He expressed disappointment that the state Legislature has allowed Medicaid reimbursement rates to fall so low and that the Department of Health has not allowed more time for Madison officials to mitigate impacts of the closure or to find a way to keep the home open.
“To be thrown over the cliff like this is one of the most cruel things I’ve ever seen,” he said. “Many of these Medicaid people use to have substantial incomes, but due to difficulties in their life, mostly health issues, they’re on Medicaid, but they paid taxes all their life and they don’t deserve this.”
Varud, who serves on a patient leadership panel at the Madison nursing home, said he is also concerned that the receiver overseeing the troubled Golden Living Centers is trying to move displaced patients from Madison to other homes that are part of the 18 facilities being run by the receiver.
"It really is a crisis. When you have 18 nursing facilities in receivership, that's never happened in the history of the state. You have two likely to close, and I don't believe they will be the last; they may be just the tip of the iceberg." Mark B. Deak, South Dakota Health Care Association
One town saves its nursing home
Rumors of bad news began to swirl quickly throughout the town of Selby in early October: the Good Samaritan Center nursing home in the town of 625 people was being targeted for closure.
The facility was run by the Evangelical Lutheran Good Samaritan Society of Sioux Falls, a regional operator of nursing homes. Good Samaritan is based in Sioux Falls and runs housing and health care facilities, including nursing homes, in 23 states.
Like other nursing home operators, Good Sam has faced headwinds in trying to maintain viable homes, said Aaron Woods, director of corporate communications.
“The environment we operate in is undergoing a period of unprecedented transformational change,” Woods wrote in an email. “We are committed to the communities we serve and will continue to monitor how all our locations perform.”

Data excerpts:
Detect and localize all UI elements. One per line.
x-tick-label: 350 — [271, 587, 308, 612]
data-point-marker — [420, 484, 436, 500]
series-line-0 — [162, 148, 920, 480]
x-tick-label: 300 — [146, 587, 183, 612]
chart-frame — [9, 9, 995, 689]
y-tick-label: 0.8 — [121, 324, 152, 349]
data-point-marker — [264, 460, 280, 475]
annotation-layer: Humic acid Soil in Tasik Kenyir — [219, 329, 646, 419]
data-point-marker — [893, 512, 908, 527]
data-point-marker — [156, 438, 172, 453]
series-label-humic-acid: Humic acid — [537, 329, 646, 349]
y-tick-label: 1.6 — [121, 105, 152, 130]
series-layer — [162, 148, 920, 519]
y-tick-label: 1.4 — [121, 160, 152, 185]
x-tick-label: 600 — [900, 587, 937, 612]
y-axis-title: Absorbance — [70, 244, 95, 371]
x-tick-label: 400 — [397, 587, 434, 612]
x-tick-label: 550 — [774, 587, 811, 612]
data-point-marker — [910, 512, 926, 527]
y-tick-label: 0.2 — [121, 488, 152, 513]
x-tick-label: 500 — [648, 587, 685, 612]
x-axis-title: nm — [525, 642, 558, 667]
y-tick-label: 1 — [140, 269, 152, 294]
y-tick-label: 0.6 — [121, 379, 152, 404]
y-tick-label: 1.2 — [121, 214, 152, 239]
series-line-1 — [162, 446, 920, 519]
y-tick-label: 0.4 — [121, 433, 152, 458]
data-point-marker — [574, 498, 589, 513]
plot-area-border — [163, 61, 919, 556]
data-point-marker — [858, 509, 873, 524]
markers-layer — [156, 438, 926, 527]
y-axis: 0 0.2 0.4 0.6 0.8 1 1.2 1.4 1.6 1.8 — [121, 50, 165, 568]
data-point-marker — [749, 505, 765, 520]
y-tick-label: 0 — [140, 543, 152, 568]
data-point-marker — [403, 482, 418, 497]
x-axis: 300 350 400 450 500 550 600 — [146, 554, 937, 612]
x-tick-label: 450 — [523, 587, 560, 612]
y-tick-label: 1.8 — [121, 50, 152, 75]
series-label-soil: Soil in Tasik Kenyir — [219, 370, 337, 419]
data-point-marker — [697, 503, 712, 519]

Required tasks:
1. Repeat word for word the part of the nursing home article from "Like other nursing" up to and including "of corporate communications.".
2. Answer these questions using the nursing home article:
(a) How many people live in the town of Selby?
(b) In how many states does Good Samaritan run housing and health care facilities?
(c) How many nursing facilities does Mark B. Deak say are in receivership?
3. Keep writing the nursing home article, picking up right after its last sentence.
The listing comes from a different source than the nursing home article.

Answers given:
1.
Like other nursing home operators, Good Sam has faced headwinds in trying to maintain viable homes, said Aaron Woods, director of corporate communications.

2.
(a) 625
(b) 23
(c) 18

3.
The Selby nursing home, like a few in Nebraska that have been closed recently by Good Samaritan, was not deemed viable.
The news sent shock waves through the small town, which would have faced the relocation of about 45 residents and the loss of 50 jobs.
“The people living there would have been hurt the most,” said Dan Biel, a Selby insurance agent who is now the president of the non-profit Walworth County Care Center group formed to run the nursing home. “But trying to move a 90-year-old person, that would have been the hardest part.”
A public meeting was called and about 450 people showed up. The community rallied to save the nearly 60-year-old facility. After negotiations with Good Samaritan, which has agreed to donate the building to the new nonprofit, the fledgling group hired a management firm to handle operations and raised $400,000 in donations in less than two months to keep the nursing home operational. Donations came from a farmer who sold a load of grain on the group’s behalf, from events like a walleye fry and an auction with a comedic hypnotist, and from a business owner whose family members previously lived in the nursing home and gave a major gift of seed money.
Biel said the process has been a whirlwind but so far appears to have a happy ending. Though employees had to accept a lesser insurance plan, most have stayed on, he said. Biel believes that as a standalone institution and with local oversight, the facility can be run more efficiently and more cheaply than Good Samaritan was able to accomplish.
He said the goal is to simply operate the home without a loss and use the new capital reserves for backup only when necessary.
“Obviously people wouldn’t be closing nursing homes if they were making money,” he said. “So, our main goal is we’d be doing dang good if we just broke even.”
The nursing home opened under its new nonprofit ownership on Dec. 1 much to the relief of the residents of the home and the community as a whole.
“The staff has really pulled together and rooted for each other, and the residents are extremely pleased they don’t have to move,” Biel said, noting that one resident of the home is 103 years old.